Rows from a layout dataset
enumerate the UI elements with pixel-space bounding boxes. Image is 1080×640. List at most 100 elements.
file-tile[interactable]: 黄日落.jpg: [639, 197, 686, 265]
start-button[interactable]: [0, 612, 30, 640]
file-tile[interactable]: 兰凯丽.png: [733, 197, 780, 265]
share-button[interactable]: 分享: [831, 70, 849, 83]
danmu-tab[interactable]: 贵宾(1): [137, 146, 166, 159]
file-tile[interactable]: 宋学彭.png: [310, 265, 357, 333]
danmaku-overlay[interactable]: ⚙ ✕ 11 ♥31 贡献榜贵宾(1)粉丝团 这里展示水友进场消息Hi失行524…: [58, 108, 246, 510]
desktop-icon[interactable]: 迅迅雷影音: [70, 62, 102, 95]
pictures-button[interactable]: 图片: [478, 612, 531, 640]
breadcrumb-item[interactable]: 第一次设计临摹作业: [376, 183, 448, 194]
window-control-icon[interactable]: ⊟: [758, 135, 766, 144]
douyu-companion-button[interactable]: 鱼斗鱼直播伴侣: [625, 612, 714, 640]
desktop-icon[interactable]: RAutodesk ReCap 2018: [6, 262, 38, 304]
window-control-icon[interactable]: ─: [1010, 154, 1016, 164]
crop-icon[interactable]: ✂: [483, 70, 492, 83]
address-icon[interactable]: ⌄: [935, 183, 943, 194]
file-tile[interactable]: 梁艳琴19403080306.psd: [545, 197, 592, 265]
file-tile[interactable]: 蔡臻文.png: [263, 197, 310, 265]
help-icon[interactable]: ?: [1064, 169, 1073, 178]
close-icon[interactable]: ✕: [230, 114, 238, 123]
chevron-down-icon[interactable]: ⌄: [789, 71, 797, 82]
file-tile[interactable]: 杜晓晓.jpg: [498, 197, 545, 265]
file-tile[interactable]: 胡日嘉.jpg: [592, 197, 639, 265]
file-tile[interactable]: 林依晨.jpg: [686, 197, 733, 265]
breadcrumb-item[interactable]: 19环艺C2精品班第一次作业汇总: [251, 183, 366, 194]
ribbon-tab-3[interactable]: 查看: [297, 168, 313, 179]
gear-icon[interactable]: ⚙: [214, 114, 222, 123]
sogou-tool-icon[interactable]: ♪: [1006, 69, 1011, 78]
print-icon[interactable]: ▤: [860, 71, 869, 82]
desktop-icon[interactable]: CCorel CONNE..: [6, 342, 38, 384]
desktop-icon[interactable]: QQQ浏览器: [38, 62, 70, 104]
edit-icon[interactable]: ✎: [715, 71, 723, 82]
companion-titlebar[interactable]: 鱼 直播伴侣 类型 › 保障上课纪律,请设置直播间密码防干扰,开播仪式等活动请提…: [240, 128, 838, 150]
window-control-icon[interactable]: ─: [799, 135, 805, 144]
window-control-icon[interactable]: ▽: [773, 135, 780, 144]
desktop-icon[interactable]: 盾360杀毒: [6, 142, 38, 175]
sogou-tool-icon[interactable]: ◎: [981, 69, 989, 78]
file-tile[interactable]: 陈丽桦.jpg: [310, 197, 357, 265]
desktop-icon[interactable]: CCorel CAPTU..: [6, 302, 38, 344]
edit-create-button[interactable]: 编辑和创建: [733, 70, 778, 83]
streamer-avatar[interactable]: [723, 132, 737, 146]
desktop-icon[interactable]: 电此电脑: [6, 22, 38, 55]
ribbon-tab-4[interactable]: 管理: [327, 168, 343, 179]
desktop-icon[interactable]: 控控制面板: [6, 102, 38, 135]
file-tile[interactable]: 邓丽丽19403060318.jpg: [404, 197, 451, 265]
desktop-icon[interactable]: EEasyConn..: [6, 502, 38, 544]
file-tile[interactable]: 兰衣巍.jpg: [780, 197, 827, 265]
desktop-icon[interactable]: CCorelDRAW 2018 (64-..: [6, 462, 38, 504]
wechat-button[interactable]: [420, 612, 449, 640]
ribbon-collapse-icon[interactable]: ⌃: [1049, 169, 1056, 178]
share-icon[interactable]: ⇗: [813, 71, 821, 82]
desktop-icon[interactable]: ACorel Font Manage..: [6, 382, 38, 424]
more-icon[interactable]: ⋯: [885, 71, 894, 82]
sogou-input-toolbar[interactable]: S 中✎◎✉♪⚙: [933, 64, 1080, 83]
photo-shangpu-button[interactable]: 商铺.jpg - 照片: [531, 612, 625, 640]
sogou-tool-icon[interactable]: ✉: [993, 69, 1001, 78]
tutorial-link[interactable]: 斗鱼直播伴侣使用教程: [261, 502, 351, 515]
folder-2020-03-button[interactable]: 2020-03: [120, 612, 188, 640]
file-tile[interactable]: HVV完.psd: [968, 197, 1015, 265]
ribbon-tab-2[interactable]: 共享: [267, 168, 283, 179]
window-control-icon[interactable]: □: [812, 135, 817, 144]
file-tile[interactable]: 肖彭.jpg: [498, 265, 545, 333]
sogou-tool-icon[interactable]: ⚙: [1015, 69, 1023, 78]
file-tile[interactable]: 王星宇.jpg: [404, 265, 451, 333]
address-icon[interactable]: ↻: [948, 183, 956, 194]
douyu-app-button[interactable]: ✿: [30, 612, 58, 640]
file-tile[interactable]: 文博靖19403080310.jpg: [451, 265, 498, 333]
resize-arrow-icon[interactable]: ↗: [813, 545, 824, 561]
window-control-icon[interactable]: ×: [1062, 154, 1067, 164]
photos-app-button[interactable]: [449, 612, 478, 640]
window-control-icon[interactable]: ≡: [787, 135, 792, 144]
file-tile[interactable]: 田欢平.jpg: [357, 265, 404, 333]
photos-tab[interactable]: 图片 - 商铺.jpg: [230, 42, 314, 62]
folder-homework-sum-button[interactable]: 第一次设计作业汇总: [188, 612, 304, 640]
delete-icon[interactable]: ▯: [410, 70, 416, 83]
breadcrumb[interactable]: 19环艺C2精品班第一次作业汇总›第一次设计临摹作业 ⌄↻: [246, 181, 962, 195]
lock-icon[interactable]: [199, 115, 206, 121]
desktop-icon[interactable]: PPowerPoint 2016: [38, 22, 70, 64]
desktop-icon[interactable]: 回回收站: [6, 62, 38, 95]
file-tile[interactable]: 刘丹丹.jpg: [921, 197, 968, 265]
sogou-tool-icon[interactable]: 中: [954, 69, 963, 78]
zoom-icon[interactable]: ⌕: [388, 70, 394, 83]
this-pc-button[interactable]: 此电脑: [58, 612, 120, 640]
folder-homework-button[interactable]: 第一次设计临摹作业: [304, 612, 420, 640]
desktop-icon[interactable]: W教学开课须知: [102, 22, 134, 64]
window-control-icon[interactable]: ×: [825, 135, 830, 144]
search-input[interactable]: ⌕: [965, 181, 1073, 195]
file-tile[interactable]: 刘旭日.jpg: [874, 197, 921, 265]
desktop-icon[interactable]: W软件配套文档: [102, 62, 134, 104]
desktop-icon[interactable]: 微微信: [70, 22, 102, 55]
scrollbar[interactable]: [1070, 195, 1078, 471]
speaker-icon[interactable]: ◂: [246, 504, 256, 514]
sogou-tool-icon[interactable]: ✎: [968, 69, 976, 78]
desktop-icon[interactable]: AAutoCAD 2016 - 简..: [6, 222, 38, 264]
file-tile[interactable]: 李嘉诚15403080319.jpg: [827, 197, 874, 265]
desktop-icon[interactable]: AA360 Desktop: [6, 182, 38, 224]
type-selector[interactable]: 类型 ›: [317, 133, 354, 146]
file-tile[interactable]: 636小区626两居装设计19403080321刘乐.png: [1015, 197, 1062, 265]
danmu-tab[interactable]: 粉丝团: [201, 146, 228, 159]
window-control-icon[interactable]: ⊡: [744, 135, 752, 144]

__Stated goal__: Print the rows starting at the beginning of the rows and ending at the line that contains "window-control-icon[interactable]: ─: [1010, 154, 1016, 164]", including both of those lines.

__Correct answer__:
enumerate the UI elements with pixel-space bounding boxes. Image is 1080×640. List at most 100 elements.
file-tile[interactable]: 黄日落.jpg: [639, 197, 686, 265]
start-button[interactable]: [0, 612, 30, 640]
file-tile[interactable]: 兰凯丽.png: [733, 197, 780, 265]
share-button[interactable]: 分享: [831, 70, 849, 83]
danmu-tab[interactable]: 贵宾(1): [137, 146, 166, 159]
file-tile[interactable]: 宋学彭.png: [310, 265, 357, 333]
danmaku-overlay[interactable]: ⚙ ✕ 11 ♥31 贡献榜贵宾(1)粉丝团 这里展示水友进场消息Hi失行524…: [58, 108, 246, 510]
desktop-icon[interactable]: 迅迅雷影音: [70, 62, 102, 95]
pictures-button[interactable]: 图片: [478, 612, 531, 640]
breadcrumb-item[interactable]: 第一次设计临摹作业: [376, 183, 448, 194]
window-control-icon[interactable]: ⊟: [758, 135, 766, 144]
douyu-companion-button[interactable]: 鱼斗鱼直播伴侣: [625, 612, 714, 640]
desktop-icon[interactable]: RAutodesk ReCap 2018: [6, 262, 38, 304]
window-control-icon[interactable]: ─: [1010, 154, 1016, 164]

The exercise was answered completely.